▸ **Stated task**: Copy every line that mentions the word "JSON".

▸ **Input for this task**:

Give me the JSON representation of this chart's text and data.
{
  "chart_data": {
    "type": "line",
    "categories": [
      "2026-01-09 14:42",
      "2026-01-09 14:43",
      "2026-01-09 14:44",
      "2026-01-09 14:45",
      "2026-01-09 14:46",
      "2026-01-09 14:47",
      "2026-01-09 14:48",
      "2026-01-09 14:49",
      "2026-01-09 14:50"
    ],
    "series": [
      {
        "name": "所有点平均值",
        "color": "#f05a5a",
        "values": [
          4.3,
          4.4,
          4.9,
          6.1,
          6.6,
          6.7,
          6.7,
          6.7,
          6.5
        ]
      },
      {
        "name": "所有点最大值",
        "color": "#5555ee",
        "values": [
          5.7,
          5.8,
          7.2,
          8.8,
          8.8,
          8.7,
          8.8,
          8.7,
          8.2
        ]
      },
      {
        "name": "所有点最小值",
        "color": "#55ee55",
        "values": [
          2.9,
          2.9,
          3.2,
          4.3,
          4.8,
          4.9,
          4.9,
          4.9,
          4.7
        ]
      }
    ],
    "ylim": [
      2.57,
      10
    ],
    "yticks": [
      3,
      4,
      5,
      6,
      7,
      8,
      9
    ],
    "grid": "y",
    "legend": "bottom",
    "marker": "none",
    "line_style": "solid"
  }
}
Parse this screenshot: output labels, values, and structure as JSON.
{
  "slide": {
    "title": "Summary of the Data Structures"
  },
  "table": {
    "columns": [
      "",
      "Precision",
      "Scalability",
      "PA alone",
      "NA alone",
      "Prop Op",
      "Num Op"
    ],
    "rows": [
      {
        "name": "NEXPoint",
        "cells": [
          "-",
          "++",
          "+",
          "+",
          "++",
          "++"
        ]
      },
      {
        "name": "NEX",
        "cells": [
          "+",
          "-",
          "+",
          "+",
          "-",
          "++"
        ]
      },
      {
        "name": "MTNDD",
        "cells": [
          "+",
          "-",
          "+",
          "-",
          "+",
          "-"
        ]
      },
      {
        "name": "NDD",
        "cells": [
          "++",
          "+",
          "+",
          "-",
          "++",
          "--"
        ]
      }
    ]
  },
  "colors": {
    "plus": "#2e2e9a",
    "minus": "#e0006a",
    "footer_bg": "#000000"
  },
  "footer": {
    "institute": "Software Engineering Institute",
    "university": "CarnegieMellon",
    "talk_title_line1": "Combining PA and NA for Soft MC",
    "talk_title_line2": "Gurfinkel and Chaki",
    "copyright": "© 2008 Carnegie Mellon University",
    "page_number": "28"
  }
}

▸ **Response to this task**:
Give me the JSON representation of this chart's text and data.
Parse this screenshot: output labels, values, and structure as JSON.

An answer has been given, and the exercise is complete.